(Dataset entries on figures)
......

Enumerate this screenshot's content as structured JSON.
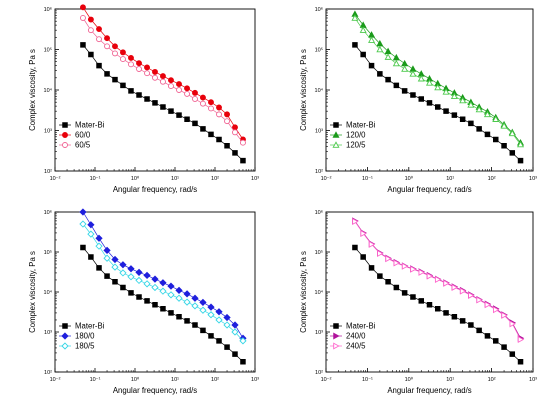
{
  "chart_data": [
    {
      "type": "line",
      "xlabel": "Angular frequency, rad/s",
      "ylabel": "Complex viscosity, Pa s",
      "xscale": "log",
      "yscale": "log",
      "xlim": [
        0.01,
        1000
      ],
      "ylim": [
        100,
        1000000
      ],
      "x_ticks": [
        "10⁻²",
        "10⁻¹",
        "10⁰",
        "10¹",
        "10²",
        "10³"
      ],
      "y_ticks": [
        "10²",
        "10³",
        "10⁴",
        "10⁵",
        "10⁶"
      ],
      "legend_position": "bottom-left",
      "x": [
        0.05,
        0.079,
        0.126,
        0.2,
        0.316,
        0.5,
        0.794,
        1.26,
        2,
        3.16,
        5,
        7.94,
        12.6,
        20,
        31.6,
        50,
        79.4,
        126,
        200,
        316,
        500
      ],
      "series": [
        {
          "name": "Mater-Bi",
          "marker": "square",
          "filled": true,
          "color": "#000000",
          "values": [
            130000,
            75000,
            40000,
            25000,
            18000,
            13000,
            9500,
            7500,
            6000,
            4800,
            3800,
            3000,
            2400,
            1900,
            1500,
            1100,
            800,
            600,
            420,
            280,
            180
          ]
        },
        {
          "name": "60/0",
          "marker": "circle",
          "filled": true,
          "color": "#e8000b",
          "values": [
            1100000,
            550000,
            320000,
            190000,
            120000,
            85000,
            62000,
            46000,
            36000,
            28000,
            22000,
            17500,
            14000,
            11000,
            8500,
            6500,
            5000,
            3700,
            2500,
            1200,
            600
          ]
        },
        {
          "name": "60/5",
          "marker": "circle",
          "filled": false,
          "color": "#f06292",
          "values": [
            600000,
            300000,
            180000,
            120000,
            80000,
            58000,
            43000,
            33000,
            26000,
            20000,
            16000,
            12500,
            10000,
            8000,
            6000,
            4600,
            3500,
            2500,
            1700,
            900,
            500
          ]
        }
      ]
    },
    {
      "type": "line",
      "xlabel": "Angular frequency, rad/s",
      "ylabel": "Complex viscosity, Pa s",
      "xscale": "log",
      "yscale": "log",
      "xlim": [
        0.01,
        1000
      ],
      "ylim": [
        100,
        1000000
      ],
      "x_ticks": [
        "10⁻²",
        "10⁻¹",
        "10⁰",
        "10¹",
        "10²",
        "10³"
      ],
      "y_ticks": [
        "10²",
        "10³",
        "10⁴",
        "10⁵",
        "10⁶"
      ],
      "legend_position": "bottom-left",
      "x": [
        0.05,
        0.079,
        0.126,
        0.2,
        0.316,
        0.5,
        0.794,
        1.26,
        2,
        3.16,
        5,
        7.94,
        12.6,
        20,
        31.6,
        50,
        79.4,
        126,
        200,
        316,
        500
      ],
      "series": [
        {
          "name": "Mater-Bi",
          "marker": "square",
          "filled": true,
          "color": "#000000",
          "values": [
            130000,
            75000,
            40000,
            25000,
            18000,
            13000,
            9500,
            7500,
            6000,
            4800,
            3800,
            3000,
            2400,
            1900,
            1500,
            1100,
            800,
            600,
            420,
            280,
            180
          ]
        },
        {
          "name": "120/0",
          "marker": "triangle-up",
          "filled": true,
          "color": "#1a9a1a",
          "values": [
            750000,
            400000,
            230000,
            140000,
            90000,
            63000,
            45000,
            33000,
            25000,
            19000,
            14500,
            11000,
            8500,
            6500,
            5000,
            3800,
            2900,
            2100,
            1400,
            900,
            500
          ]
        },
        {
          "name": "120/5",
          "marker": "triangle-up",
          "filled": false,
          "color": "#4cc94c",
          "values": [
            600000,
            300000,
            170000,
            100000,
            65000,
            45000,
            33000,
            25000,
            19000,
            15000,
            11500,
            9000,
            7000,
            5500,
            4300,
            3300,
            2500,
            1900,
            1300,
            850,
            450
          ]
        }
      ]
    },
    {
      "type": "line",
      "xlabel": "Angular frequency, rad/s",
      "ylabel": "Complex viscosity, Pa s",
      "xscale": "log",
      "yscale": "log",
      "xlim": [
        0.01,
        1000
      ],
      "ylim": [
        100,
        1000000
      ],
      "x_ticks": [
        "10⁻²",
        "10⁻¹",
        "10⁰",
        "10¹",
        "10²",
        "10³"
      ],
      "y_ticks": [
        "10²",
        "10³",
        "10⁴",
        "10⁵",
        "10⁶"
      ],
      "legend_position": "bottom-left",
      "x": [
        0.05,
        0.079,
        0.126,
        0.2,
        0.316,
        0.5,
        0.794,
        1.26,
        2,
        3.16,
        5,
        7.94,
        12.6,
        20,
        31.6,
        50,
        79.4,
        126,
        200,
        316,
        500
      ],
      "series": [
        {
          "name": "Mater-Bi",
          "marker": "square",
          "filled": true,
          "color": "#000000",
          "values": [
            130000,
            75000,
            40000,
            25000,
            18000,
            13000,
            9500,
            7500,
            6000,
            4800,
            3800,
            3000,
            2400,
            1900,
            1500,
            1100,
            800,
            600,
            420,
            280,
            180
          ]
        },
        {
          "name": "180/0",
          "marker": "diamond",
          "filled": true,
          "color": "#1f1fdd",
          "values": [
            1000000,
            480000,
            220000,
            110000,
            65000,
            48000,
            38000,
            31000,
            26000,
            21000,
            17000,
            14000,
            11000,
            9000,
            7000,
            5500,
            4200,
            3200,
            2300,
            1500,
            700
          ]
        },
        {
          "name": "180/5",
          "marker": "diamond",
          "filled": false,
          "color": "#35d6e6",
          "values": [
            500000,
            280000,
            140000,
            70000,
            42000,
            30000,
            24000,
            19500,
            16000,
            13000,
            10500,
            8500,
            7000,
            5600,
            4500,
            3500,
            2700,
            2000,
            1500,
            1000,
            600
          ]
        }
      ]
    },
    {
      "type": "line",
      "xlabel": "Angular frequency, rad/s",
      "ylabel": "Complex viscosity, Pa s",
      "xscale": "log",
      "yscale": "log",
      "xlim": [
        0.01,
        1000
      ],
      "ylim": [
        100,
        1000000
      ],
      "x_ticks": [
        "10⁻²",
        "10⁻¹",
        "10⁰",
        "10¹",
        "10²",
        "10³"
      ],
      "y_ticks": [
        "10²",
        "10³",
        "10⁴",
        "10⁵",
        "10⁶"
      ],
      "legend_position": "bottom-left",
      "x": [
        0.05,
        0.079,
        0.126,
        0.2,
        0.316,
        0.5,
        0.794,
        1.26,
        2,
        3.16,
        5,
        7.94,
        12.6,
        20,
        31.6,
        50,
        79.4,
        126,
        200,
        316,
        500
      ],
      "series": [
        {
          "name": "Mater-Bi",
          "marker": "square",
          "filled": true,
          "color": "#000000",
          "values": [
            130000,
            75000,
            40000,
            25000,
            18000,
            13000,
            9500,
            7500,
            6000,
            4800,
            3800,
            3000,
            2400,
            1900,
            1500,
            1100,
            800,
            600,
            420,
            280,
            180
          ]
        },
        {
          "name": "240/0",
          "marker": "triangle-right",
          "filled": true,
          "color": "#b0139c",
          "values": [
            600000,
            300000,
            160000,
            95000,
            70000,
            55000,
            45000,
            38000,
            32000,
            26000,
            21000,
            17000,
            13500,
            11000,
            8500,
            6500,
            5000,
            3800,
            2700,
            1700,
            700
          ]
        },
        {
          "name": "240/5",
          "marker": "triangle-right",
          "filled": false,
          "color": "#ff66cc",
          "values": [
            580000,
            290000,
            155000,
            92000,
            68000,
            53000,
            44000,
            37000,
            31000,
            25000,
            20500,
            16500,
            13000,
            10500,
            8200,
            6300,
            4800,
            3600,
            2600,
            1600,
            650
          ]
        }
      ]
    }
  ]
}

......

*YOUR TASK*
Transcribe all entries above exactly. Drop the pictures.

*WRITTEN ANSWER*
Enumerate this screenshot's content as structured JSON.
{
  "chart_data": [
    {
      "type": "line",
      "xlabel": "Angular frequency, rad/s",
      "ylabel": "Complex viscosity, Pa s",
      "xscale": "log",
      "yscale": "log",
      "xlim": [
        0.01,
        1000
      ],
      "ylim": [
        100,
        1000000
      ],
      "x_ticks": [
        "10⁻²",
        "10⁻¹",
        "10⁰",
        "10¹",
        "10²",
        "10³"
      ],
      "y_ticks": [
        "10²",
        "10³",
        "10⁴",
        "10⁵",
        "10⁶"
      ],
      "legend_position": "bottom-left",
      "x": [
        0.05,
        0.079,
        0.126,
        0.2,
        0.316,
        0.5,
        0.794,
        1.26,
        2,
        3.16,
        5,
        7.94,
        12.6,
        20,
        31.6,
        50,
        79.4,
        126,
        200,
        316,
        500
      ],
      "series": [
        {
          "name": "Mater-Bi",
          "marker": "square",
          "filled": true,
          "color": "#000000",
          "values": [
            130000,
            75000,
            40000,
            25000,
            18000,
            13000,
            9500,
            7500,
            6000,
            4800,
            3800,
            3000,
            2400,
            1900,
            1500,
            1100,
            800,
            600,
            420,
            280,
            180
          ]
        },
        {
          "name": "60/0",
          "marker": "circle",
          "filled": true,
          "color": "#e8000b",
          "values": [
            1100000,
            550000,
            320000,
            190000,
            120000,
            85000,
            62000,
            46000,
            36000,
            28000,
            22000,
            17500,
            14000,
            11000,
            8500,
            6500,
            5000,
            3700,
            2500,
            1200,
            600
          ]
        },
        {
          "name": "60/5",
          "marker": "circle",
          "filled": false,
          "color": "#f06292",
          "values": [
            600000,
            300000,
            180000,
            120000,
            80000,
            58000,
            43000,
            33000,
            26000,
            20000,
            16000,
            12500,
            10000,
            8000,
            6000,
            4600,
            3500,
            2500,
            1700,
            900,
            500
          ]
        }
      ]
    },
    {
      "type": "line",
      "xlabel": "Angular frequency, rad/s",
      "ylabel": "Complex viscosity, Pa s",
      "xscale": "log",
      "yscale": "log",
      "xlim": [
        0.01,
        1000
      ],
      "ylim": [
        100,
        1000000
      ],
      "x_ticks": [
        "10⁻²",
        "10⁻¹",
        "10⁰",
        "10¹",
        "10²",
        "10³"
      ],
      "y_ticks": [
        "10²",
        "10³",
        "10⁴",
        "10⁵",
        "10⁶"
      ],
      "legend_position": "bottom-left",
      "x": [
        0.05,
        0.079,
        0.126,
        0.2,
        0.316,
        0.5,
        0.794,
        1.26,
        2,
        3.16,
        5,
        7.94,
        12.6,
        20,
        31.6,
        50,
        79.4,
        126,
        200,
        316,
        500
      ],
      "series": [
        {
          "name": "Mater-Bi",
          "marker": "square",
          "filled": true,
          "color": "#000000",
          "values": [
            130000,
            75000,
            40000,
            25000,
            18000,
            13000,
            9500,
            7500,
            6000,
            4800,
            3800,
            3000,
            2400,
            1900,
            1500,
            1100,
            800,
            600,
            420,
            280,
            180
          ]
        },
        {
          "name": "120/0",
          "marker": "triangle-up",
          "filled": true,
          "color": "#1a9a1a",
          "values": [
            750000,
            400000,
            230000,
            140000,
            90000,
            63000,
            45000,
            33000,
            25000,
            19000,
            14500,
            11000,
            8500,
            6500,
            5000,
            3800,
            2900,
            2100,
            1400,
            900,
            500
          ]
        },
        {
          "name": "120/5",
          "marker": "triangle-up",
          "filled": false,
          "color": "#4cc94c",
          "values": [
            600000,
            300000,
            170000,
            100000,
            65000,
            45000,
            33000,
            25000,
            19000,
            15000,
            11500,
            9000,
            7000,
            5500,
            4300,
            3300,
            2500,
            1900,
            1300,
            850,
            450
          ]
        }
      ]
    },
    {
      "type": "line",
      "xlabel": "Angular frequency, rad/s",
      "ylabel": "Complex viscosity, Pa s",
      "xscale": "log",
      "yscale": "log",
      "xlim": [
        0.01,
        1000
      ],
      "ylim": [
        100,
        1000000
      ],
      "x_ticks": [
        "10⁻²",
        "10⁻¹",
        "10⁰",
        "10¹",
        "10²",
        "10³"
      ],
      "y_ticks": [
        "10²",
        "10³",
        "10⁴",
        "10⁵",
        "10⁶"
      ],
      "legend_position": "bottom-left",
      "x": [
        0.05,
        0.079,
        0.126,
        0.2,
        0.316,
        0.5,
        0.794,
        1.26,
        2,
        3.16,
        5,
        7.94,
        12.6,
        20,
        31.6,
        50,
        79.4,
        126,
        200,
        316,
        500
      ],
      "series": [
        {
          "name": "Mater-Bi",
          "marker": "square",
          "filled": true,
          "color": "#000000",
          "values": [
            130000,
            75000,
            40000,
            25000,
            18000,
            13000,
            9500,
            7500,
            6000,
            4800,
            3800,
            3000,
            2400,
            1900,
            1500,
            1100,
            800,
            600,
            420,
            280,
            180
          ]
        },
        {
          "name": "180/0",
          "marker": "diamond",
          "filled": true,
          "color": "#1f1fdd",
          "values": [
            1000000,
            480000,
            220000,
            110000,
            65000,
            48000,
            38000,
            31000,
            26000,
            21000,
            17000,
            14000,
            11000,
            9000,
            7000,
            5500,
            4200,
            3200,
            2300,
            1500,
            700
          ]
        },
        {
          "name": "180/5",
          "marker": "diamond",
          "filled": false,
          "color": "#35d6e6",
          "values": [
            500000,
            280000,
            140000,
            70000,
            42000,
            30000,
            24000,
            19500,
            16000,
            13000,
            10500,
            8500,
            7000,
            5600,
            4500,
            3500,
            2700,
            2000,
            1500,
            1000,
            600
          ]
        }
      ]
    },
    {
      "type": "line",
      "xlabel": "Angular frequency, rad/s",
      "ylabel": "Complex viscosity, Pa s",
      "xscale": "log",
      "yscale": "log",
      "xlim": [
        0.01,
        1000
      ],
      "ylim": [
        100,
        1000000
      ],
      "x_ticks": [
        "10⁻²",
        "10⁻¹",
        "10⁰",
        "10¹",
        "10²",
        "10³"
      ],
      "y_ticks": [
        "10²",
        "10³",
        "10⁴",
        "10⁵",
        "10⁶"
      ],
      "legend_position": "bottom-left",
      "x": [
        0.05,
        0.079,
        0.126,
        0.2,
        0.316,
        0.5,
        0.794,
        1.26,
        2,
        3.16,
        5,
        7.94,
        12.6,
        20,
        31.6,
        50,
        79.4,
        126,
        200,
        316,
        500
      ],
      "series": [
        {
          "name": "Mater-Bi",
          "marker": "square",
          "filled": true,
          "color": "#000000",
          "values": [
            130000,
            75000,
            40000,
            25000,
            18000,
            13000,
            9500,
            7500,
            6000,
            4800,
            3800,
            3000,
            2400,
            1900,
            1500,
            1100,
            800,
            600,
            420,
            280,
            180
          ]
        },
        {
          "name": "240/0",
          "marker": "triangle-right",
          "filled": true,
          "color": "#b0139c",
          "values": [
            600000,
            300000,
            160000,
            95000,
            70000,
            55000,
            45000,
            38000,
            32000,
            26000,
            21000,
            17000,
            13500,
            11000,
            8500,
            6500,
            5000,
            3800,
            2700,
            1700,
            700
          ]
        },
        {
          "name": "240/5",
          "marker": "triangle-right",
          "filled": false,
          "color": "#ff66cc",
          "values": [
            580000,
            290000,
            155000,
            92000,
            68000,
            53000,
            44000,
            37000,
            31000,
            25000,
            20500,
            16500,
            13000,
            10500,
            8200,
            6300,
            4800,
            3600,
            2600,
            1600,
            650
          ]
        }
      ]
    }
  ]
}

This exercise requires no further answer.